• **EXERCISE BRIEF**:
Each entry must be given again exactly; images do not belong in the copy.

+ + + + + + +

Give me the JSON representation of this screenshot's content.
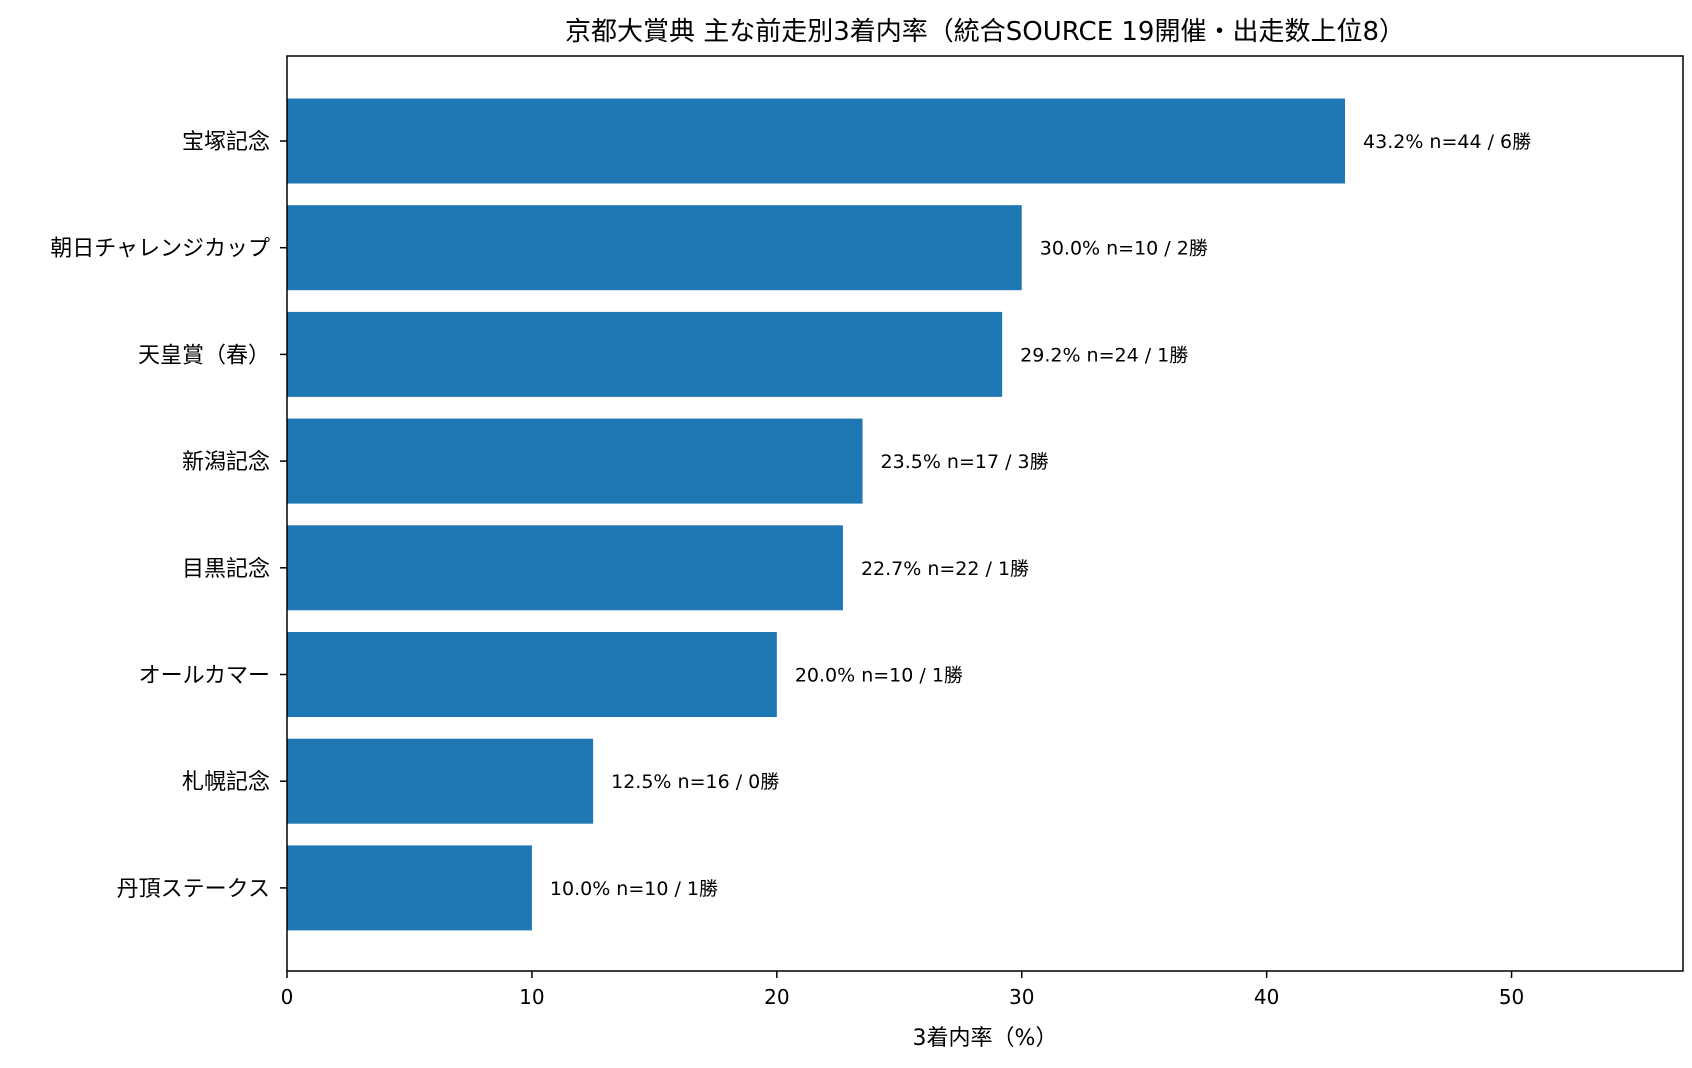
{
  "chart_data": {
    "type": "bar",
    "orientation": "horizontal",
    "title": "京都大賞典 主な前走別3着内率（統合SOURCE 19開催・出走数上位8）",
    "xlabel": "3着内率（%）",
    "ylabel": "",
    "xlim": [
      0,
      57
    ],
    "xticks": [
      "0",
      "10",
      "20",
      "30",
      "40",
      "50"
    ],
    "categories": [
      "宝塚記念",
      "朝日チャレンジカップ",
      "天皇賞（春）",
      "新潟記念",
      "目黒記念",
      "オールカマー",
      "札幌記念",
      "丹頂ステークス"
    ],
    "values": [
      43.2,
      30.0,
      29.2,
      23.5,
      22.7,
      20.0,
      12.5,
      10.0
    ],
    "bar_labels": [
      "43.2%  n=44 / 6勝",
      "30.0%  n=10 / 2勝",
      "29.2%  n=24 / 1勝",
      "23.5%  n=17 / 3勝",
      "22.7%  n=22 / 1勝",
      "20.0%  n=10 / 1勝",
      "12.5%  n=16 / 0勝",
      "10.0%  n=10 / 1勝"
    ],
    "bar_color": "#1f77b4",
    "grid": false,
    "legend": "none"
  }
}
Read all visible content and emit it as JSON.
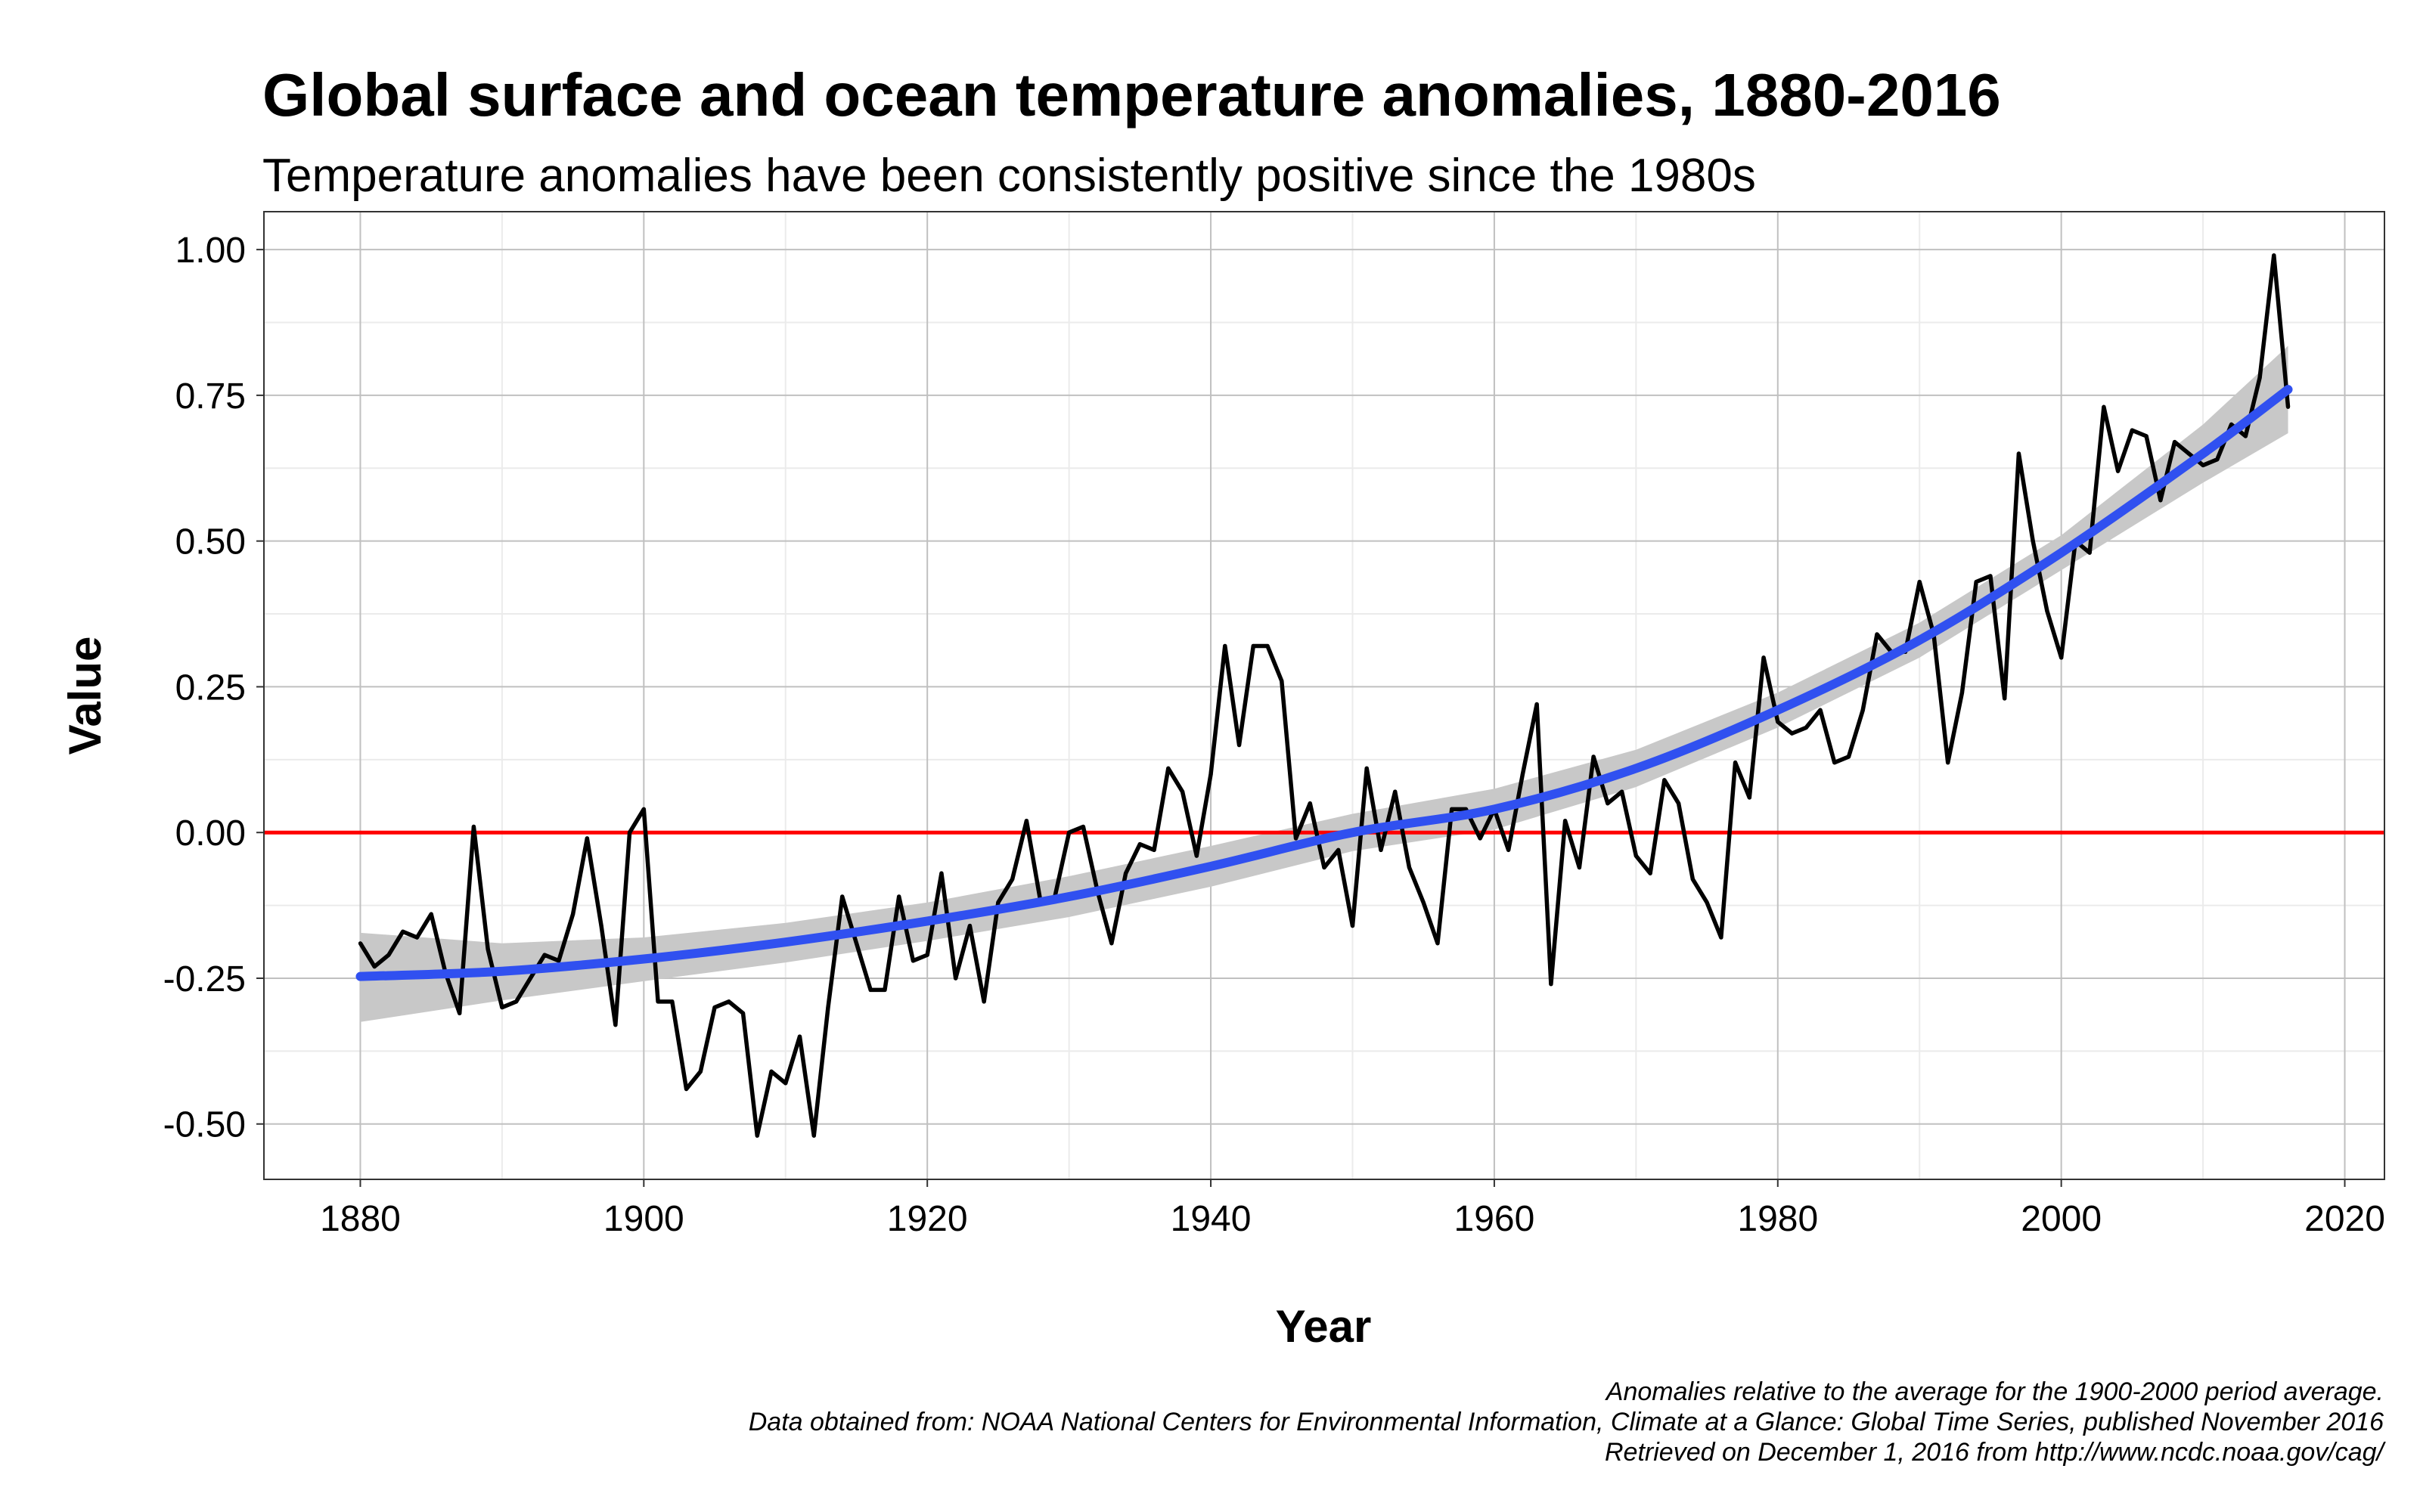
{
  "chart_data": {
    "type": "line",
    "title": "Global surface and ocean temperature anomalies, 1880-2016",
    "subtitle": "Temperature anomalies have been consistently positive since the 1980s",
    "xlabel": "Year",
    "ylabel": "Value",
    "xlim": [
      1873.2,
      2022.8
    ],
    "ylim": [
      -0.595,
      1.065
    ],
    "x_ticks": [
      1880,
      1900,
      1920,
      1940,
      1960,
      1980,
      2000,
      2020
    ],
    "y_ticks": [
      -0.5,
      -0.25,
      0,
      0.25,
      0.5,
      0.75,
      1
    ],
    "y_tick_labels": [
      "-0.50",
      "-0.25",
      "0.00",
      "0.25",
      "0.50",
      "0.75",
      "1.00"
    ],
    "grid": true,
    "reference_line": 0,
    "colors": {
      "series": "#000000",
      "trend": "#3050f0",
      "band": "#c8c8c8",
      "reference": "#ff0000",
      "grid": "#c0c0c0"
    },
    "series": [
      {
        "x": [
          1880,
          1881,
          1882,
          1883,
          1884,
          1885,
          1886,
          1887,
          1888,
          1889,
          1890,
          1891,
          1892,
          1893,
          1894,
          1895,
          1896,
          1897,
          1898,
          1899,
          1900,
          1901,
          1902,
          1903,
          1904,
          1905,
          1906,
          1907,
          1908,
          1909,
          1910,
          1911,
          1912,
          1913,
          1914,
          1915,
          1916,
          1917,
          1918,
          1919,
          1920,
          1921,
          1922,
          1923,
          1924,
          1925,
          1926,
          1927,
          1928,
          1929,
          1930,
          1931,
          1932,
          1933,
          1934,
          1935,
          1936,
          1937,
          1938,
          1939,
          1940,
          1941,
          1942,
          1943,
          1944,
          1945,
          1946,
          1947,
          1948,
          1949,
          1950,
          1951,
          1952,
          1953,
          1954,
          1955,
          1956,
          1957,
          1958,
          1959,
          1960,
          1961,
          1962,
          1963,
          1964,
          1965,
          1966,
          1967,
          1968,
          1969,
          1970,
          1971,
          1972,
          1973,
          1974,
          1975,
          1976,
          1977,
          1978,
          1979,
          1980,
          1981,
          1982,
          1983,
          1984,
          1985,
          1986,
          1987,
          1988,
          1989,
          1990,
          1991,
          1992,
          1993,
          1994,
          1995,
          1996,
          1997,
          1998,
          1999,
          2000,
          2001,
          2002,
          2003,
          2004,
          2005,
          2006,
          2007,
          2008,
          2009,
          2010,
          2011,
          2012,
          2013,
          2014,
          2015,
          2016
        ],
        "values": [
          -0.19,
          -0.23,
          -0.21,
          -0.17,
          -0.18,
          -0.14,
          -0.24,
          -0.31,
          0.01,
          -0.2,
          -0.3,
          -0.29,
          -0.25,
          -0.21,
          -0.22,
          -0.14,
          -0.01,
          -0.16,
          -0.33,
          0.0,
          0.04,
          -0.29,
          -0.29,
          -0.44,
          -0.41,
          -0.3,
          -0.29,
          -0.31,
          -0.52,
          -0.41,
          -0.43,
          -0.35,
          -0.52,
          -0.3,
          -0.11,
          -0.19,
          -0.27,
          -0.27,
          -0.11,
          -0.22,
          -0.21,
          -0.07,
          -0.25,
          -0.16,
          -0.29,
          -0.12,
          -0.08,
          0.02,
          -0.12,
          -0.11,
          0.0,
          0.01,
          -0.1,
          -0.19,
          -0.07,
          -0.02,
          -0.03,
          0.11,
          0.07,
          -0.04,
          0.1,
          0.32,
          0.15,
          0.32,
          0.32,
          0.26,
          -0.01,
          0.05,
          -0.06,
          -0.03,
          -0.16,
          0.11,
          -0.03,
          0.07,
          -0.06,
          -0.12,
          -0.19,
          0.04,
          0.04,
          -0.01,
          0.04,
          -0.03,
          0.1,
          0.22,
          -0.26,
          0.02,
          -0.06,
          0.13,
          0.05,
          0.07,
          -0.04,
          -0.07,
          0.09,
          0.05,
          -0.08,
          -0.12,
          -0.18,
          0.12,
          0.06,
          0.3,
          0.19,
          0.17,
          0.18,
          0.21,
          0.12,
          0.13,
          0.21,
          0.34,
          0.31,
          0.31,
          0.43,
          0.34,
          0.12,
          0.24,
          0.43,
          0.44,
          0.23,
          0.65,
          0.5,
          0.38,
          0.3,
          0.5,
          0.48,
          0.73,
          0.62,
          0.69,
          0.68,
          0.57,
          0.67,
          0.65,
          0.63,
          0.64,
          0.7,
          0.68,
          0.78,
          0.99,
          0.73
        ]
      }
    ],
    "trend": {
      "x": [
        1880,
        1890,
        1900,
        1910,
        1920,
        1930,
        1940,
        1950,
        1960,
        1970,
        1980,
        1990,
        2000,
        2010,
        2016
      ],
      "values": [
        -0.247,
        -0.238,
        -0.217,
        -0.188,
        -0.152,
        -0.11,
        -0.058,
        0.0,
        0.04,
        0.11,
        0.21,
        0.33,
        0.48,
        0.65,
        0.76
      ],
      "lower": [
        -0.325,
        -0.288,
        -0.255,
        -0.223,
        -0.186,
        -0.145,
        -0.093,
        -0.032,
        0.005,
        0.078,
        0.18,
        0.3,
        0.45,
        0.6,
        0.685
      ],
      "upper": [
        -0.172,
        -0.19,
        -0.18,
        -0.155,
        -0.12,
        -0.075,
        -0.023,
        0.032,
        0.075,
        0.142,
        0.24,
        0.36,
        0.51,
        0.7,
        0.835
      ]
    },
    "caption": [
      "Anomalies relative to the average for the 1900-2000 period average.",
      "Data obtained from: NOAA National Centers for Environmental Information, Climate at a Glance: Global Time Series, published November 2016",
      "Retrieved on December 1, 2016 from http://www.ncdc.noaa.gov/cag/"
    ]
  }
}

+ + + + + + +

• **SOLVED PROBLEM**:
Give me the JSON representation of this screenshot's content.
{
  "chart_data": {
    "type": "bar",
    "orientation": "horizontal",
    "title": "京都大賞典 主な前走別3着内率（統合SOURCE 19開催・出走数上位8）",
    "xlabel": "3着内率（%）",
    "ylabel": "",
    "xlim": [
      0,
      57
    ],
    "xticks": [
      "0",
      "10",
      "20",
      "30",
      "40",
      "50"
    ],
    "categories": [
      "宝塚記念",
      "朝日チャレンジカップ",
      "天皇賞（春）",
      "新潟記念",
      "目黒記念",
      "オールカマー",
      "札幌記念",
      "丹頂ステークス"
    ],
    "values": [
      43.2,
      30.0,
      29.2,
      23.5,
      22.7,
      20.0,
      12.5,
      10.0
    ],
    "bar_labels": [
      "43.2%  n=44 / 6勝",
      "30.0%  n=10 / 2勝",
      "29.2%  n=24 / 1勝",
      "23.5%  n=17 / 3勝",
      "22.7%  n=22 / 1勝",
      "20.0%  n=10 / 1勝",
      "12.5%  n=16 / 0勝",
      "10.0%  n=10 / 1勝"
    ],
    "bar_color": "#1f77b4",
    "grid": false,
    "legend": "none"
  }
}
Read all visible content and emit it as JSON.
{
  "chart_data": {
    "type": "line",
    "title": "Global surface and ocean temperature anomalies, 1880-2016",
    "subtitle": "Temperature anomalies have been consistently positive since the 1980s",
    "xlabel": "Year",
    "ylabel": "Value",
    "xlim": [
      1873.2,
      2022.8
    ],
    "ylim": [
      -0.595,
      1.065
    ],
    "x_ticks": [
      1880,
      1900,
      1920,
      1940,
      1960,
      1980,
      2000,
      2020
    ],
    "y_ticks": [
      -0.5,
      -0.25,
      0,
      0.25,
      0.5,
      0.75,
      1
    ],
    "y_tick_labels": [
      "-0.50",
      "-0.25",
      "0.00",
      "0.25",
      "0.50",
      "0.75",
      "1.00"
    ],
    "grid": true,
    "reference_line": 0,
    "colors": {
      "series": "#000000",
      "trend": "#3050f0",
      "band": "#c8c8c8",
      "reference": "#ff0000",
      "grid": "#c0c0c0"
    },
    "series": [
      {
        "x": [
          1880,
          1881,
          1882,
          1883,
          1884,
          1885,
          1886,
          1887,
          1888,
          1889,
          1890,
          1891,
          1892,
          1893,
          1894,
          1895,
          1896,
          1897,
          1898,
          1899,
          1900,
          1901,
          1902,
          1903,
          1904,
          1905,
          1906,
          1907,
          1908,
          1909,
          1910,
          1911,
          1912,
          1913,
          1914,
          1915,
          1916,
          1917,
          1918,
          1919,
          1920,
          1921,
          1922,
          1923,
          1924,
          1925,
          1926,
          1927,
          1928,
          1929,
          1930,
          1931,
          1932,
          1933,
          1934,
          1935,
          1936,
          1937,
          1938,
          1939,
          1940,
          1941,
          1942,
          1943,
          1944,
          1945,
          1946,
          1947,
          1948,
          1949,
          1950,
          1951,
          1952,
          1953,
          1954,
          1955,
          1956,
          1957,
          1958,
          1959,
          1960,
          1961,
          1962,
          1963,
          1964,
          1965,
          1966,
          1967,
          1968,
          1969,
          1970,
          1971,
          1972,
          1973,
          1974,
          1975,
          1976,
          1977,
          1978,
          1979,
          1980,
          1981,
          1982,
          1983,
          1984,
          1985,
          1986,
          1987,
          1988,
          1989,
          1990,
          1991,
          1992,
          1993,
          1994,
          1995,
          1996,
          1997,
          1998,
          1999,
          2000,
          2001,
          2002,
          2003,
          2004,
          2005,
          2006,
          2007,
          2008,
          2009,
          2010,
          2011,
          2012,
          2013,
          2014,
          2015,
          2016
        ],
        "values": [
          -0.19,
          -0.23,
          -0.21,
          -0.17,
          -0.18,
          -0.14,
          -0.24,
          -0.31,
          0.01,
          -0.2,
          -0.3,
          -0.29,
          -0.25,
          -0.21,
          -0.22,
          -0.14,
          -0.01,
          -0.16,
          -0.33,
          0.0,
          0.04,
          -0.29,
          -0.29,
          -0.44,
          -0.41,
          -0.3,
          -0.29,
          -0.31,
          -0.52,
          -0.41,
          -0.43,
          -0.35,
          -0.52,
          -0.3,
          -0.11,
          -0.19,
          -0.27,
          -0.27,
          -0.11,
          -0.22,
          -0.21,
          -0.07,
          -0.25,
          -0.16,
          -0.29,
          -0.12,
          -0.08,
          0.02,
          -0.12,
          -0.11,
          0.0,
          0.01,
          -0.1,
          -0.19,
          -0.07,
          -0.02,
          -0.03,
          0.11,
          0.07,
          -0.04,
          0.1,
          0.32,
          0.15,
          0.32,
          0.32,
          0.26,
          -0.01,
          0.05,
          -0.06,
          -0.03,
          -0.16,
          0.11,
          -0.03,
          0.07,
          -0.06,
          -0.12,
          -0.19,
          0.04,
          0.04,
          -0.01,
          0.04,
          -0.03,
          0.1,
          0.22,
          -0.26,
          0.02,
          -0.06,
          0.13,
          0.05,
          0.07,
          -0.04,
          -0.07,
          0.09,
          0.05,
          -0.08,
          -0.12,
          -0.18,
          0.12,
          0.06,
          0.3,
          0.19,
          0.17,
          0.18,
          0.21,
          0.12,
          0.13,
          0.21,
          0.34,
          0.31,
          0.31,
          0.43,
          0.34,
          0.12,
          0.24,
          0.43,
          0.44,
          0.23,
          0.65,
          0.5,
          0.38,
          0.3,
          0.5,
          0.48,
          0.73,
          0.62,
          0.69,
          0.68,
          0.57,
          0.67,
          0.65,
          0.63,
          0.64,
          0.7,
          0.68,
          0.78,
          0.99,
          0.73
        ]
      }
    ],
    "trend": {
      "x": [
        1880,
        1890,
        1900,
        1910,
        1920,
        1930,
        1940,
        1950,
        1960,
        1970,
        1980,
        1990,
        2000,
        2010,
        2016
      ],
      "values": [
        -0.247,
        -0.238,
        -0.217,
        -0.188,
        -0.152,
        -0.11,
        -0.058,
        0.0,
        0.04,
        0.11,
        0.21,
        0.33,
        0.48,
        0.65,
        0.76
      ],
      "lower": [
        -0.325,
        -0.288,
        -0.255,
        -0.223,
        -0.186,
        -0.145,
        -0.093,
        -0.032,
        0.005,
        0.078,
        0.18,
        0.3,
        0.45,
        0.6,
        0.685
      ],
      "upper": [
        -0.172,
        -0.19,
        -0.18,
        -0.155,
        -0.12,
        -0.075,
        -0.023,
        0.032,
        0.075,
        0.142,
        0.24,
        0.36,
        0.51,
        0.7,
        0.835
      ]
    },
    "caption": [
      "Anomalies relative to the average for the 1900-2000 period average.",
      "Data obtained from: NOAA National Centers for Environmental Information, Climate at a Glance: Global Time Series, published November 2016",
      "Retrieved on December 1, 2016 from http://www.ncdc.noaa.gov/cag/"
    ]
  }
}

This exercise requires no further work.